EXERCISE PROMPT: In the data below, find each line containing the string "predictor" and return it.

[Chart and figure data]
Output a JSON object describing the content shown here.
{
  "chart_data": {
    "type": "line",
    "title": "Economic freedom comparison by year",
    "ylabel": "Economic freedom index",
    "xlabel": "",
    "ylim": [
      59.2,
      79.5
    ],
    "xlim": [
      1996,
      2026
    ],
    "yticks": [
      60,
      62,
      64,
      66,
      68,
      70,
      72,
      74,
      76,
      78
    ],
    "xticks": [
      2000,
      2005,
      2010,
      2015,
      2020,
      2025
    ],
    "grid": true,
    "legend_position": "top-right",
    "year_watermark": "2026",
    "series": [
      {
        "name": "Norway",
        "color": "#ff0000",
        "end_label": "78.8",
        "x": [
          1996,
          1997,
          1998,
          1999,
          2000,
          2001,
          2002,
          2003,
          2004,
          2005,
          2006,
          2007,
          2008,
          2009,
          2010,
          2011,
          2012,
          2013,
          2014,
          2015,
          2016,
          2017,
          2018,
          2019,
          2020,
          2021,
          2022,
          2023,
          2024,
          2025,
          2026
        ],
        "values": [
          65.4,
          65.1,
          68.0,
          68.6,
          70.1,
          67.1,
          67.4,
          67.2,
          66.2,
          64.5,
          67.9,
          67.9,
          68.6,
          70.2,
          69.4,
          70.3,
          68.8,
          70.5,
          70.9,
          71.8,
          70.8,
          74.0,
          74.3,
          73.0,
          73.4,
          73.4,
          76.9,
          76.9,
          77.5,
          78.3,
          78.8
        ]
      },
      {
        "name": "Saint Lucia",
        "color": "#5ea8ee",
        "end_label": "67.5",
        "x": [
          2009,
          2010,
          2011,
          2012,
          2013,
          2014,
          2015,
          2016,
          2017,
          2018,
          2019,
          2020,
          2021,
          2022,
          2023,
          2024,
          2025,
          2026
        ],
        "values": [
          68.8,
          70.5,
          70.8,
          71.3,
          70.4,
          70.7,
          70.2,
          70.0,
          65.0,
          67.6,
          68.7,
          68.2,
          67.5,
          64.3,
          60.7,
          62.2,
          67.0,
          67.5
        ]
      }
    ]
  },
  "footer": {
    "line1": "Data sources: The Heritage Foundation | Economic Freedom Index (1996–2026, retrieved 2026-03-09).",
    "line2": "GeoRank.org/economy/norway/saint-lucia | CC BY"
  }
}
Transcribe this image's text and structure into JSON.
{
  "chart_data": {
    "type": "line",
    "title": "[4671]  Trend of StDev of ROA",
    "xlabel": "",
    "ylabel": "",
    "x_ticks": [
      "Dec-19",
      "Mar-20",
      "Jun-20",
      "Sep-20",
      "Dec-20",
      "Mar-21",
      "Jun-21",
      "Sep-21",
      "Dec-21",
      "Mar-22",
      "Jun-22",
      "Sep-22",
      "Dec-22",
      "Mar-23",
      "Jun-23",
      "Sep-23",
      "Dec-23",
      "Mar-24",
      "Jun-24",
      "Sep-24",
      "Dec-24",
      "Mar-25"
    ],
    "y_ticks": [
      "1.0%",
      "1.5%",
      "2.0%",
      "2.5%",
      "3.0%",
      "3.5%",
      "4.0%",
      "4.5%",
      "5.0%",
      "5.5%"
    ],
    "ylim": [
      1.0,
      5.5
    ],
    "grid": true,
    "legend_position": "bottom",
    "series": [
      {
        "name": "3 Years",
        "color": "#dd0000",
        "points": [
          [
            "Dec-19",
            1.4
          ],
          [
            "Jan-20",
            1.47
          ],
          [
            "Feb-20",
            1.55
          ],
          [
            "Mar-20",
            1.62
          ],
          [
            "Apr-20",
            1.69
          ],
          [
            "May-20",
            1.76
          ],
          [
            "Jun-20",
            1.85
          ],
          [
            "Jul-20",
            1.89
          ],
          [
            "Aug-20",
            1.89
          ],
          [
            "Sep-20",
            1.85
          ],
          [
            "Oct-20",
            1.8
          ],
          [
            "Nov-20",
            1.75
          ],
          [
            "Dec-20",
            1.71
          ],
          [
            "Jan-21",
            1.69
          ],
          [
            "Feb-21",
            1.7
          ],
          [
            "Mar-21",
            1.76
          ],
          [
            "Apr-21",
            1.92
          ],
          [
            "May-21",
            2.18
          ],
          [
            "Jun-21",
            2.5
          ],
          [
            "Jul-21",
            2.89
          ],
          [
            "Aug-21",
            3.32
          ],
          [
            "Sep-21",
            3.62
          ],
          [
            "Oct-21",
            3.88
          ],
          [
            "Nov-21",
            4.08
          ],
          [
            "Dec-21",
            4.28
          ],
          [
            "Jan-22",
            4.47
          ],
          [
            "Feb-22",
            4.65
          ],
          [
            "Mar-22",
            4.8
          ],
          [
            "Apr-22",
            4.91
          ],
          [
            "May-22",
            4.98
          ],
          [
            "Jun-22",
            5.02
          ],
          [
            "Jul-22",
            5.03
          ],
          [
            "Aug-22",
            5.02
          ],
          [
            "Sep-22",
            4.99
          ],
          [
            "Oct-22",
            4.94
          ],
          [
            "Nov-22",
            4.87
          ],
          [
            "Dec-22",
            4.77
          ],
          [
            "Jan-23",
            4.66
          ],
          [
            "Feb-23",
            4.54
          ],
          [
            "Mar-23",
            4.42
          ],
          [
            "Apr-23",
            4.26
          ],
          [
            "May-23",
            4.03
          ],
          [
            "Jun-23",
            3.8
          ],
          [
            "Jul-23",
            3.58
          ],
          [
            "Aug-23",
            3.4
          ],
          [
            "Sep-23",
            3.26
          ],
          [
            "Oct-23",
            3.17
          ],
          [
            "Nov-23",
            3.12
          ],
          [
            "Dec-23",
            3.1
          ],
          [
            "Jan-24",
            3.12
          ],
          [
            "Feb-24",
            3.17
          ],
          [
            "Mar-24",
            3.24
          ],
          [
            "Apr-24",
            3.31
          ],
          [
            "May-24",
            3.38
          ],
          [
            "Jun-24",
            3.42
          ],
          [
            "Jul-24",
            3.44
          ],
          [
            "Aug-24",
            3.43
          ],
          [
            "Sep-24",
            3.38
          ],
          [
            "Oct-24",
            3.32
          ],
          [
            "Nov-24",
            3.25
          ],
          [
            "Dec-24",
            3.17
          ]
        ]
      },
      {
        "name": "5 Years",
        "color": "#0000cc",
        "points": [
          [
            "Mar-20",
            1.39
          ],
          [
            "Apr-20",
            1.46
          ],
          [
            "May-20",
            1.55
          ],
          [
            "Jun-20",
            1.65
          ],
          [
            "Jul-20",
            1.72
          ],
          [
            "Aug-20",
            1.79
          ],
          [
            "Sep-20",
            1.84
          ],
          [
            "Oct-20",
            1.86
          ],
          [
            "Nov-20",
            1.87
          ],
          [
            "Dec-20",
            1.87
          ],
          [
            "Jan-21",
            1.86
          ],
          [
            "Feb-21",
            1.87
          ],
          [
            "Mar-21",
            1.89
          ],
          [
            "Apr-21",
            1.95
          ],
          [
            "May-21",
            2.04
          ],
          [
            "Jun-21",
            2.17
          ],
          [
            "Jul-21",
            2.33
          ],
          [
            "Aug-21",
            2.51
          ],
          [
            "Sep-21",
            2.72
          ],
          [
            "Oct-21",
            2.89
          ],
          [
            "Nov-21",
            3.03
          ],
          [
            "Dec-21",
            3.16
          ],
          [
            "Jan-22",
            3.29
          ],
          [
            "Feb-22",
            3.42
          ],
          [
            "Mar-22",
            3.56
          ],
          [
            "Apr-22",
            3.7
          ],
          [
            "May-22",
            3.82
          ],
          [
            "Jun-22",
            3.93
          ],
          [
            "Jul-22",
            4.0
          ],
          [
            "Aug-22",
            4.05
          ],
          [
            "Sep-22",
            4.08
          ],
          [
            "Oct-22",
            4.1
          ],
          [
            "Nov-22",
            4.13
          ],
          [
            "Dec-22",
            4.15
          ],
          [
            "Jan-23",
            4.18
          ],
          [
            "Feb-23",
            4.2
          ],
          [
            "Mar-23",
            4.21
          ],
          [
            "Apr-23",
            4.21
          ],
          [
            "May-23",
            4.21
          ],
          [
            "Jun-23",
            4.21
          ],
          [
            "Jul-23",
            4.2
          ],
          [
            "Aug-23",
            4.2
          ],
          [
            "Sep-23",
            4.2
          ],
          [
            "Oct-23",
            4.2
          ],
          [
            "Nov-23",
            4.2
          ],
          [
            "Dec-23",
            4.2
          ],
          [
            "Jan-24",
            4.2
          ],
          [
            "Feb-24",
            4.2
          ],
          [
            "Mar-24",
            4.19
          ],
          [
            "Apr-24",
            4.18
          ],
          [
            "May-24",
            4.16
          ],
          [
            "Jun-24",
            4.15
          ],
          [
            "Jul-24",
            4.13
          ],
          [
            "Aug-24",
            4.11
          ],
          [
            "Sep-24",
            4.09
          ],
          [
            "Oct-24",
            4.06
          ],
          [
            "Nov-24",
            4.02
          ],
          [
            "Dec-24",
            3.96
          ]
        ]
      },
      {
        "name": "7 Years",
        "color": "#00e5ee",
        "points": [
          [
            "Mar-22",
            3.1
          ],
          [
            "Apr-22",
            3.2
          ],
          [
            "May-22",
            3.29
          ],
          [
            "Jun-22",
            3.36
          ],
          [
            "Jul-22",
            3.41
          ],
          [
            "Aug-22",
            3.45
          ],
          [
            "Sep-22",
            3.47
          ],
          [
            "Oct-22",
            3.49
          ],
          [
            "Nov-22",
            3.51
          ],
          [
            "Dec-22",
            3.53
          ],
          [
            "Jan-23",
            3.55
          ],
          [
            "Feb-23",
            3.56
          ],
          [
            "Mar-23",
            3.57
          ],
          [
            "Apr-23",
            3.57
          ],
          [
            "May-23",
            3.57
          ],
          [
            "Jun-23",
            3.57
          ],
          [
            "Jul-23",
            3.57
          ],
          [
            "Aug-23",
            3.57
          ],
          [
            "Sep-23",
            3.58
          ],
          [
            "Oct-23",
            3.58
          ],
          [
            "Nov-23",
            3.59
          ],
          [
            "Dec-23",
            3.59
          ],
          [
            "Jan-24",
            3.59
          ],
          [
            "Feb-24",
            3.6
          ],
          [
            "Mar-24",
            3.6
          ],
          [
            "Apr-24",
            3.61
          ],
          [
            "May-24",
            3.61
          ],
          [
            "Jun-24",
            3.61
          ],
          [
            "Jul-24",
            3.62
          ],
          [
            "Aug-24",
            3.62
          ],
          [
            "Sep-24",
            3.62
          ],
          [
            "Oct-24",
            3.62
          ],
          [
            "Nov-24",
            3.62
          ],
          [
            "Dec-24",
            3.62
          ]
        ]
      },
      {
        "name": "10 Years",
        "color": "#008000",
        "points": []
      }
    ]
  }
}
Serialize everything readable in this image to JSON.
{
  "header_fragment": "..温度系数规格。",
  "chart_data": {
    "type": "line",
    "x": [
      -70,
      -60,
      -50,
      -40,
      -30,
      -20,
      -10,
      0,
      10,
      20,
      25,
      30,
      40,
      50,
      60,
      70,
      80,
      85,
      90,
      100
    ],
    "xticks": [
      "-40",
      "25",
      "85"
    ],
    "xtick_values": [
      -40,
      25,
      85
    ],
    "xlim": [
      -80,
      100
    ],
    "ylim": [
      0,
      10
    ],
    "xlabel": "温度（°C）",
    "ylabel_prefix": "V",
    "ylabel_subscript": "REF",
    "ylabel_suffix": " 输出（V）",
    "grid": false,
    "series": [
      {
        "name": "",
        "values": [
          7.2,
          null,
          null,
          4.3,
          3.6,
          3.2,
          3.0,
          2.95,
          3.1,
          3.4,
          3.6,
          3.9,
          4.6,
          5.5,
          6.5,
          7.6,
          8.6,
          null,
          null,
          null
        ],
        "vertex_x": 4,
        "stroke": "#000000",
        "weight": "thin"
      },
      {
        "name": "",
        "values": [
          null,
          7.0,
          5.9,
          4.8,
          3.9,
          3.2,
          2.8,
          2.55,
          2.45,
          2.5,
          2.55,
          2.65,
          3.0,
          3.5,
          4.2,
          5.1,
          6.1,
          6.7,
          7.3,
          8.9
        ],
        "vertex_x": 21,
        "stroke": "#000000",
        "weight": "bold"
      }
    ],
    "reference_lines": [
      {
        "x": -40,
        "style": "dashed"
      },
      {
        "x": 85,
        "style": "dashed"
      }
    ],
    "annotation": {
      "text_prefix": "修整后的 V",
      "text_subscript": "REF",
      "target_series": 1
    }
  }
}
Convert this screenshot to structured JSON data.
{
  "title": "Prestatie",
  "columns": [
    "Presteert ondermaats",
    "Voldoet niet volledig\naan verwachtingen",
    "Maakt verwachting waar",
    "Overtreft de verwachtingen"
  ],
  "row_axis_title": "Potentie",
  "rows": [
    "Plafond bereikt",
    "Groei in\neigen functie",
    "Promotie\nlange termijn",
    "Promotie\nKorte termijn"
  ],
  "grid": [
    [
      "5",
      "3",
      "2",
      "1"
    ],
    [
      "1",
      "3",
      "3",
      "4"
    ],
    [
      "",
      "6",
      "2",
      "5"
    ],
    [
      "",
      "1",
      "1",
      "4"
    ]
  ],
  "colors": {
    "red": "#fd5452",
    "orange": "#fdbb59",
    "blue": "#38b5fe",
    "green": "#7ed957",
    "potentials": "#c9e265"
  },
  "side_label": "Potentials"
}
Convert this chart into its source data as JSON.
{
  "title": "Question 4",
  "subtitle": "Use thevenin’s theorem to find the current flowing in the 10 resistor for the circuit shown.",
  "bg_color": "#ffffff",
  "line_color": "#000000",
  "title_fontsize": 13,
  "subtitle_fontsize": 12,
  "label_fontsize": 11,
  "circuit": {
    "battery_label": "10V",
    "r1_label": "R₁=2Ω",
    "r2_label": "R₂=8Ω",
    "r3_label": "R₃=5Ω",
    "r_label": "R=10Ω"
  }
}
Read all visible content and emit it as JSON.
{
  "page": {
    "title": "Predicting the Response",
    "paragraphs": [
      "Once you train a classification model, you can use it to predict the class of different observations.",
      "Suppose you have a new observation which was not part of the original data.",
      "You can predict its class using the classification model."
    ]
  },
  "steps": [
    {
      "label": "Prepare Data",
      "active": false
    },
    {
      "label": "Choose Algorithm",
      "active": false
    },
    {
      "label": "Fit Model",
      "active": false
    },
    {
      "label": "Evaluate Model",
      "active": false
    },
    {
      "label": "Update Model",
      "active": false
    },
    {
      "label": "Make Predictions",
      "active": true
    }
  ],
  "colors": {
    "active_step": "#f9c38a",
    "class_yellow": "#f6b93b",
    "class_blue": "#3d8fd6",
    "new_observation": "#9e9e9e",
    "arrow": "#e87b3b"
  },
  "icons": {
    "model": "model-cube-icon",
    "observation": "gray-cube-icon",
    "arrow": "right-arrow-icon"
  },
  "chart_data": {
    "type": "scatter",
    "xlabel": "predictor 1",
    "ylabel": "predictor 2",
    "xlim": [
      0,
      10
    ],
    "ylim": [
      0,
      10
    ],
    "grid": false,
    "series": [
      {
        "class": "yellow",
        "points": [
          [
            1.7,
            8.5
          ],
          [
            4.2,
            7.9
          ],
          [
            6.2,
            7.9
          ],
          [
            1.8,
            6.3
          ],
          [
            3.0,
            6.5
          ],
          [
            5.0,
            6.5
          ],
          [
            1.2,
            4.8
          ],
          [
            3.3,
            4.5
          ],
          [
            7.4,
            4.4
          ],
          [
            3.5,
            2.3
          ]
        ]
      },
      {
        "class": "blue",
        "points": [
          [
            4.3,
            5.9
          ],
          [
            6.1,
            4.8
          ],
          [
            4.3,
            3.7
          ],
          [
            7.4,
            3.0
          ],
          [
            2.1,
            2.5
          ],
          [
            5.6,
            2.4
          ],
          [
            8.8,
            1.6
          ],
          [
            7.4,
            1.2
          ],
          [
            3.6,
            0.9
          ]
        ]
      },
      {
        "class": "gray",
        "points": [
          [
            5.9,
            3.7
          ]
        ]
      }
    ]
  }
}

RESPONSE FOR THIS EXERCISE:
    "xlabel": "predictor 1",
    "ylabel": "predictor 2",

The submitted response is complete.